**TASK DATA**
>>>>
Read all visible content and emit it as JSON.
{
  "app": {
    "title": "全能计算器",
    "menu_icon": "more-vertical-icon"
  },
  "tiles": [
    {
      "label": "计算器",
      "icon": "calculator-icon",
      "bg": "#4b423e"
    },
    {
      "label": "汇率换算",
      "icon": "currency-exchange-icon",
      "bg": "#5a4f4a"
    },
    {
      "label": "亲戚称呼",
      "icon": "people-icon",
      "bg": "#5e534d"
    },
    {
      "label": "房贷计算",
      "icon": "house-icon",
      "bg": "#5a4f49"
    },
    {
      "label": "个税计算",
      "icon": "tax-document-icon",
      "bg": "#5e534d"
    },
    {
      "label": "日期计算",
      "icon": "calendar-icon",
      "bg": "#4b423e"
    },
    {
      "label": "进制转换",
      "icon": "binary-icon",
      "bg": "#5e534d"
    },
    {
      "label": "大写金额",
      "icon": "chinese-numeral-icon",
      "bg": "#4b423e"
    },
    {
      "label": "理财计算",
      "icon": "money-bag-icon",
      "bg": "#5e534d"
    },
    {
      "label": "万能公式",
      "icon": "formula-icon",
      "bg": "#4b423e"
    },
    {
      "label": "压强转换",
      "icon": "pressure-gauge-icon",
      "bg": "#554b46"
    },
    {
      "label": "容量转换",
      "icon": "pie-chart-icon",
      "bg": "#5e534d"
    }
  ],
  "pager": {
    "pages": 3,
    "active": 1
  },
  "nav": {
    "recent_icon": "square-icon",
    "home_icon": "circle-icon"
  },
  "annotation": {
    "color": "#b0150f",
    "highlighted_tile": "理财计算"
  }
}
<<<<
**EXERCISE AIM**
Output the whole listing above again, word for word.

**WRITTEN RESPONSE**
Read all visible content and emit it as JSON.
{
  "app": {
    "title": "全能计算器",
    "menu_icon": "more-vertical-icon"
  },
  "tiles": [
    {
      "label": "计算器",
      "icon": "calculator-icon",
      "bg": "#4b423e"
    },
    {
      "label": "汇率换算",
      "icon": "currency-exchange-icon",
      "bg": "#5a4f4a"
    },
    {
      "label": "亲戚称呼",
      "icon": "people-icon",
      "bg": "#5e534d"
    },
    {
      "label": "房贷计算",
      "icon": "house-icon",
      "bg": "#5a4f49"
    },
    {
      "label": "个税计算",
      "icon": "tax-document-icon",
      "bg": "#5e534d"
    },
    {
      "label": "日期计算",
      "icon": "calendar-icon",
      "bg": "#4b423e"
    },
    {
      "label": "进制转换",
      "icon": "binary-icon",
      "bg": "#5e534d"
    },
    {
      "label": "大写金额",
      "icon": "chinese-numeral-icon",
      "bg": "#4b423e"
    },
    {
      "label": "理财计算",
      "icon": "money-bag-icon",
      "bg": "#5e534d"
    },
    {
      "label": "万能公式",
      "icon": "formula-icon",
      "bg": "#4b423e"
    },
    {
      "label": "压强转换",
      "icon": "pressure-gauge-icon",
      "bg": "#554b46"
    },
    {
      "label": "容量转换",
      "icon": "pie-chart-icon",
      "bg": "#5e534d"
    }
  ],
  "pager": {
    "pages": 3,
    "active": 1
  },
  "nav": {
    "recent_icon": "square-icon",
    "home_icon": "circle-icon"
  },
  "annotation": {
    "color": "#b0150f",
    "highlighted_tile": "理财计算"
  }
}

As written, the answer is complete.